**THE EXERCISE:**
Write out the listing below in full and exactly, leaving out every picture.

(A block of data)
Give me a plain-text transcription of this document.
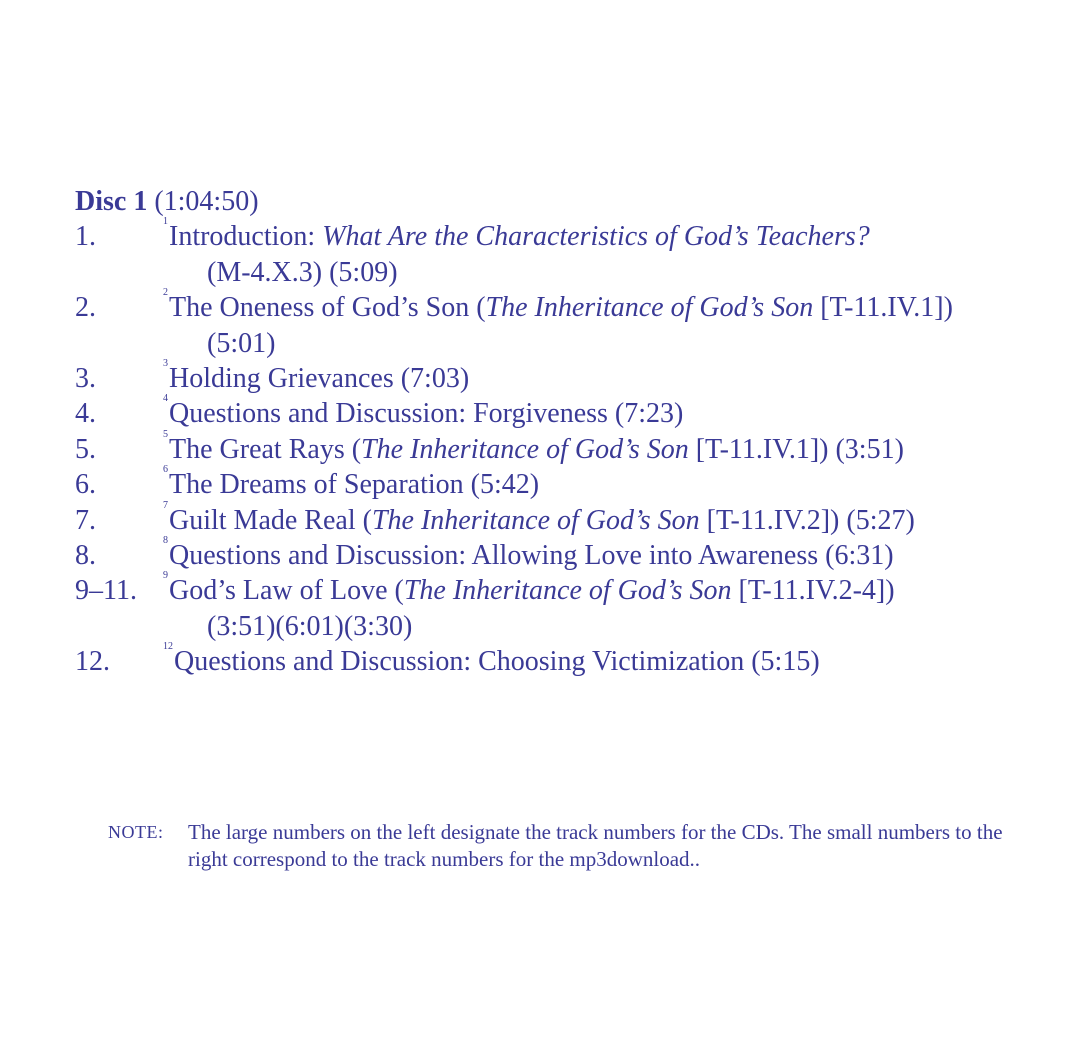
Disc 1 (1:04:50)
1.	$^1$Introduction: What Are the Characteristics of God’s Teachers?
(M-4.X.3) (5:09)
2.	$^2$The Oneness of God’s Son (The Inheritance of God’s Son [T-11.IV.1])
(5:01)
3.	$^3$Holding Grievances (7:03)
4.	$^4$Questions and Discussion: Forgiveness (7:23)
5.	$^5$The Great Rays (The Inheritance of God’s Son [T-11.IV.1]) (3:51)
6.	$^6$The Dreams of Separation (5:42)
7.	$^7$Guilt Made Real (The Inheritance of God’s Son [T-11.IV.2]) (5:27)
8.	$^8$Questions and Discussion: Allowing Love into Awareness (6:31)
9–11.	$^9$God’s Law of Love (The Inheritance of God’s Son [T-11.IV.2-4])
(3:51)(6:01)(3:30)
12.	$^{12}$Questions and Discussion: Choosing Victimization (5:15)
NOTE:	The large numbers on the left designate the track numbers for the CDs. The small numbers to the right correspond to the track numbers for the mp3download..
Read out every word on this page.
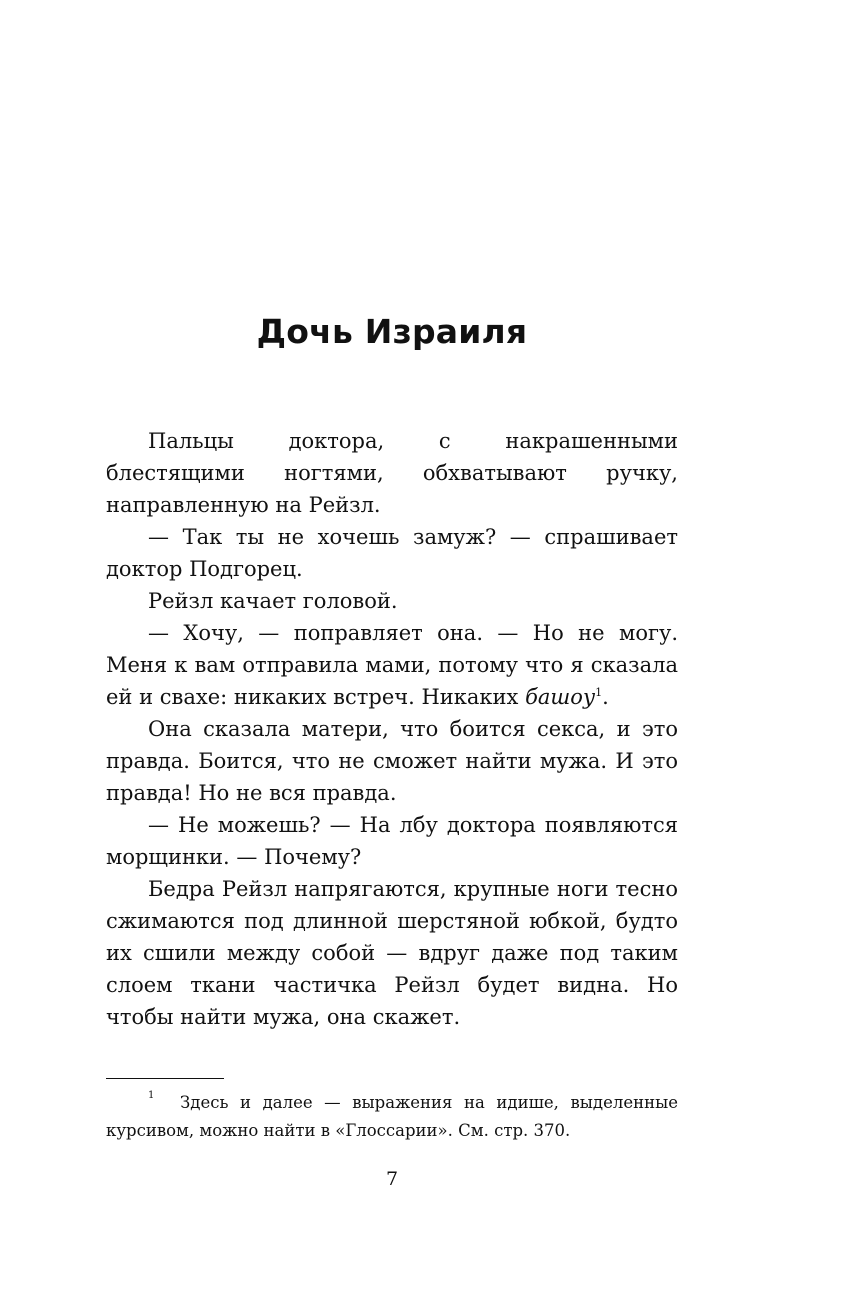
Дочь Израиля

Пальцы доктора, с накрашенными блестящими ногтями, обхватывают ручку, направленную на Рейзл.

— Так ты не хочешь замуж? — спрашивает доктор Подгорец.

Рейзл качает головой.

— Хочу, — поправляет она. — Но не могу. Меня к вам отправила мами, потому что я сказала ей и свахе: никаких встреч. Никаких башоу$^1$.

Она сказала матери, что боится секса, и это правда. Боится, что не сможет найти мужа. И это правда! Но не вся правда.

— Не можешь? — На лбу доктора появляются морщинки. — Почему?

Бедра Рейзл напрягаются, крупные ноги тесно сжимаются под длинной шерстяной юбкой, будто их сшили между собой — вдруг даже под таким слоем ткани частичка Рейзл будет видна. Но чтобы найти мужа, она скажет.

1 Здесь и далее — выражения на идише, выделенные курсивом, можно найти в «Глоссарии». См. стр. 370.
7
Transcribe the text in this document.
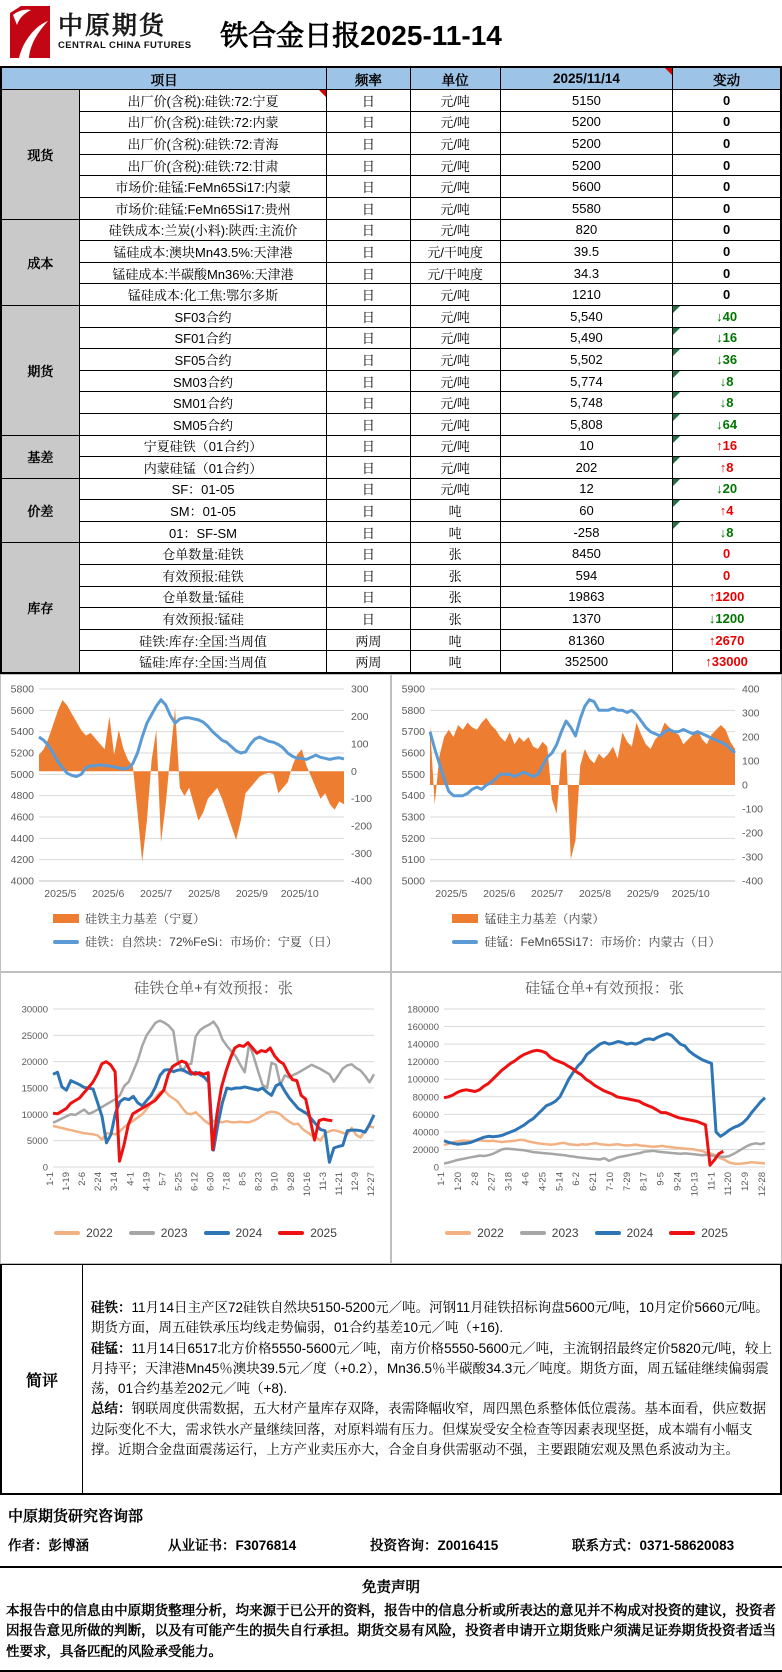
中原期货
CENTRAL CHINA FUTURES	铁合金日报2025-11-14
项目		频率	单位	2025/11/14	变动
现货	出厂价(含税):硅铁:72:宁夏	日	元/吨	5150	0
	出厂价(含税):硅铁:72:内蒙	日	元/吨	5200	0
	出厂价(含税):硅铁:72:青海	日	元/吨	5200	0
	出厂价(含税):硅铁:72:甘肃	日	元/吨	5200	0
	市场价:硅锰:FeMn65Si17:内蒙	日	元/吨	5600	0
	市场价:硅锰:FeMn65Si17:贵州	日	元/吨	5580	0
成本	硅铁成本:兰炭(小料):陕西:主流价	日	元/吨	820	0
	锰硅成本:澳块Mn43.5%:天津港	日	元/干吨度	39.5	0
	锰硅成本:半碳酸Mn36%:天津港	日	元/干吨度	34.3	0
	锰硅成本:化工焦:鄂尔多斯	日	元/吨	1210	0
期货	SF03合约	日	元/吨	5,540	↓40
	SF01合约	日	元/吨	5,490	↓16
	SF05合约	日	元/吨	5,502	↓36
	SM03合约	日	元/吨	5,774	↓8
	SM01合约	日	元/吨	5,748	↓8
	SM05合约	日	元/吨	5,808	↓64
基差	宁夏硅铁（01合约）	日	元/吨	10	↑16
	内蒙硅锰（01合约）	日	元/吨	202	↑8
价差	SF：01-05	日	元/吨	12	↓20
	SM：01-05	日	吨	60	↑4
	01：SF-SM	日	吨	-258	↓8
库存	仓单数量:硅铁	日	张	8450	0
	有效预报:硅铁	日	张	594	0
	仓单数量:锰硅	日	张	19863	↑1200
	有效预报:锰硅	日	张	1370	↓1200
	硅铁:库存:全国:当周值	两周	吨	81360	↑2670
	锰硅:库存:全国:当周值	两周	吨	352500	↑33000
5800
5600
5400
5200
5000
4800
4600
4400
4200
4000
300
200
100
0
-100
-200
-300
-400
2025/5 2025/6 2025/7 2025/8 2025/9 2025/10
硅铁主力基差（宁夏）
硅铁：自然块：72%FeSi：市场价：宁夏（日）
5900
5800
5700
5600
5500
5400
5300
5200
5100
5000
400
300
200
100
0
-100
-200
-300
-400
2025/5 2025/6 2025/7 2025/8 2025/9 2025/10
锰硅主力基差（内蒙）
硅锰：FeMn65Si17：市场价：内蒙古（日）
硅铁仓单+有效预报：张
30000
25000
20000
15000
10000
5000
0
1-1 1-19 2-6 2-24 3-14 4-1 4-19 5-7 5-25 6-12 6-30 7-18 8-5 8-23 9-10 9-28 10-16 11-3 11-21 12-9 12-27
2022	2023	2024	2025
硅锰仓单+有效预报：张
180000
160000
140000
120000
100000
80000
60000
40000
20000
0
1-1 1-20 2-8 2-27 3-18 4-6 4-25 5-14 6-2 6-21 7-10 7-29 8-17 9-5 9-24 10-13 11-1 11-20 12-9 12-28
2022	2023	2024	2025
简评

硅铁：11月14日主产区72硅铁自然块5150-5200元／吨。河钢11月硅铁招标询盘5600元/吨，10月定价5660元/吨。期货方面，周五硅铁承压均线走势偏弱，01合约基差10元／吨（+16).

硅锰：11月14日6517北方价格5550-5600元／吨，南方价格5550-5600元／吨，主流钢招最终定价5820元/吨，较上月持平；天津港Mn45％澳块39.5元／度（+0.2），Mn36.5％半碳酸34.3元／吨度。期货方面，周五锰硅继续偏弱震荡，01合约基差202元／吨（+8).

总结：钢联周度供需数据，五大材产量库存双降，表需降幅收窄，周四黑色系整体低位震荡。基本面看，供应数据边际变化不大，需求铁水产量继续回落，对原料端有压力。但煤炭受安全检查等因素表现坚挺，成本端有小幅支撑。近期合金盘面震荡运行，上方产业卖压亦大，合金自身供需驱动不强，主要跟随宏观及黑色系波动为主。

中原期货研究咨询部
作者：彭博涵	从业证书：F3076814	投资咨询：Z0016415	联系方式：0371-58620083
免责声明
本报告中的信息由中原期货整理分析，均来源于已公开的资料，报告中的信息分析或所表达的意见并不构成对投资的建议，投资者因报告意见所做的判断，以及有可能产生的损失自行承担。期货交易有风险，投资者申请开立期货账户须满足证券期货投资者适当性要求，具备匹配的风险承受能力。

**ANSWER TO THE TASK:**
Give me a plain-text transcription of this document.
Disc 1 (1:04:50)
1.	$^1$Introduction: What Are the Characteristics of God’s Teachers?
(M-4.X.3) (5:09)
2.	$^2$The Oneness of God’s Son (The Inheritance of God’s Son [T-11.IV.1])
(5:01)
3.	$^3$Holding Grievances (7:03)
4.	$^4$Questions and Discussion: Forgiveness (7:23)
5.	$^5$The Great Rays (The Inheritance of God’s Son [T-11.IV.1]) (3:51)
6.	$^6$The Dreams of Separation (5:42)
7.	$^7$Guilt Made Real (The Inheritance of God’s Son [T-11.IV.2]) (5:27)
8.	$^8$Questions and Discussion: Allowing Love into Awareness (6:31)
9–11.	$^9$God’s Law of Love (The Inheritance of God’s Son [T-11.IV.2-4])
(3:51)(6:01)(3:30)
12.	$^{12}$Questions and Discussion: Choosing Victimization (5:15)
NOTE:	The large numbers on the left designate the track numbers for the CDs. The small numbers to the right correspond to the track numbers for the mp3download..
Read out every word on this page.
Дочь Израиля

Пальцы доктора, с накрашенными блестящими ногтями, обхватывают ручку, направленную на Рейзл.

— Так ты не хочешь замуж? — спрашивает доктор Подгорец.

Рейзл качает головой.

— Хочу, — поправляет она. — Но не могу. Меня к вам отправила мами, потому что я сказала ей и свахе: никаких встреч. Никаких башоу$^1$.

Она сказала матери, что боится секса, и это правда. Боится, что не сможет найти мужа. И это правда! Но не вся правда.

— Не можешь? — На лбу доктора появляются морщинки. — Почему?

Бедра Рейзл напрягаются, крупные ноги тесно сжимаются под длинной шерстяной юбкой, будто их сшили между собой — вдруг даже под таким слоем ткани частичка Рейзл будет видна. Но чтобы найти мужа, она скажет.

1 Здесь и далее — выражения на идише, выделенные курсивом, можно найти в «Глоссарии». См. стр. 370.
7
Transcribe the text in this document.
中原期货
CENTRAL CHINA FUTURES	铁合金日报2025-11-14
项目		频率	单位	2025/11/14	变动
现货	出厂价(含税):硅铁:72:宁夏	日	元/吨	5150	0
	出厂价(含税):硅铁:72:内蒙	日	元/吨	5200	0
	出厂价(含税):硅铁:72:青海	日	元/吨	5200	0
	出厂价(含税):硅铁:72:甘肃	日	元/吨	5200	0
	市场价:硅锰:FeMn65Si17:内蒙	日	元/吨	5600	0
	市场价:硅锰:FeMn65Si17:贵州	日	元/吨	5580	0
成本	硅铁成本:兰炭(小料):陕西:主流价	日	元/吨	820	0
	锰硅成本:澳块Mn43.5%:天津港	日	元/干吨度	39.5	0
	锰硅成本:半碳酸Mn36%:天津港	日	元/干吨度	34.3	0
	锰硅成本:化工焦:鄂尔多斯	日	元/吨	1210	0
期货	SF03合约	日	元/吨	5,540	↓40
	SF01合约	日	元/吨	5,490	↓16
	SF05合约	日	元/吨	5,502	↓36
	SM03合约	日	元/吨	5,774	↓8
	SM01合约	日	元/吨	5,748	↓8
	SM05合约	日	元/吨	5,808	↓64
基差	宁夏硅铁（01合约）	日	元/吨	10	↑16
	内蒙硅锰（01合约）	日	元/吨	202	↑8
价差	SF：01-05	日	元/吨	12	↓20
	SM：01-05	日	吨	60	↑4
	01：SF-SM	日	吨	-258	↓8
库存	仓单数量:硅铁	日	张	8450	0
	有效预报:硅铁	日	张	594	0
	仓单数量:锰硅	日	张	19863	↑1200
	有效预报:锰硅	日	张	1370	↓1200
	硅铁:库存:全国:当周值	两周	吨	81360	↑2670
	锰硅:库存:全国:当周值	两周	吨	352500	↑33000
5800
5600
5400
5200
5000
4800
4600
4400
4200
4000
300
200
100
0
-100
-200
-300
-400
2025/5 2025/6 2025/7 2025/8 2025/9 2025/10
硅铁主力基差（宁夏）
硅铁：自然块：72%FeSi：市场价：宁夏（日）
5900
5800
5700
5600
5500
5400
5300
5200
5100
5000
400
300
200
100
0
-100
-200
-300
-400
2025/5 2025/6 2025/7 2025/8 2025/9 2025/10
锰硅主力基差（内蒙）
硅锰：FeMn65Si17：市场价：内蒙古（日）
硅铁仓单+有效预报：张
30000
25000
20000
15000
10000
5000
0
1-1 1-19 2-6 2-24 3-14 4-1 4-19 5-7 5-25 6-12 6-30 7-18 8-5 8-23 9-10 9-28 10-16 11-3 11-21 12-9 12-27
2022	2023	2024	2025
硅锰仓单+有效预报：张
180000
160000
140000
120000
100000
80000
60000
40000
20000
0
1-1 1-20 2-8 2-27 3-18 4-6 4-25 5-14 6-2 6-21 7-10 7-29 8-17 9-5 9-24 10-13 11-1 11-20 12-9 12-28
2022	2023	2024	2025
简评

硅铁：11月14日主产区72硅铁自然块5150-5200元／吨。河钢11月硅铁招标询盘5600元/吨，10月定价5660元/吨。期货方面，周五硅铁承压均线走势偏弱，01合约基差10元／吨（+16).

硅锰：11月14日6517北方价格5550-5600元／吨，南方价格5550-5600元／吨，主流钢招最终定价5820元/吨，较上月持平；天津港Mn45％澳块39.5元／度（+0.2），Mn36.5％半碳酸34.3元／吨度。期货方面，周五锰硅继续偏弱震荡，01合约基差202元／吨（+8).

总结：钢联周度供需数据，五大材产量库存双降，表需降幅收窄，周四黑色系整体低位震荡。基本面看，供应数据边际变化不大，需求铁水产量继续回落，对原料端有压力。但煤炭受安全检查等因素表现坚挺，成本端有小幅支撑。近期合金盘面震荡运行，上方产业卖压亦大，合金自身供需驱动不强，主要跟随宏观及黑色系波动为主。

中原期货研究咨询部
作者：彭博涵	从业证书：F3076814	投资咨询：Z0016415	联系方式：0371-58620083
免责声明
本报告中的信息由中原期货整理分析，均来源于已公开的资料，报告中的信息分析或所表达的意见并不构成对投资的建议，投资者因报告意见所做的判断，以及有可能产生的损失自行承担。期货交易有风险，投资者申请开立期货账户须满足证券期货投资者适当性要求，具备匹配的风险承受能力。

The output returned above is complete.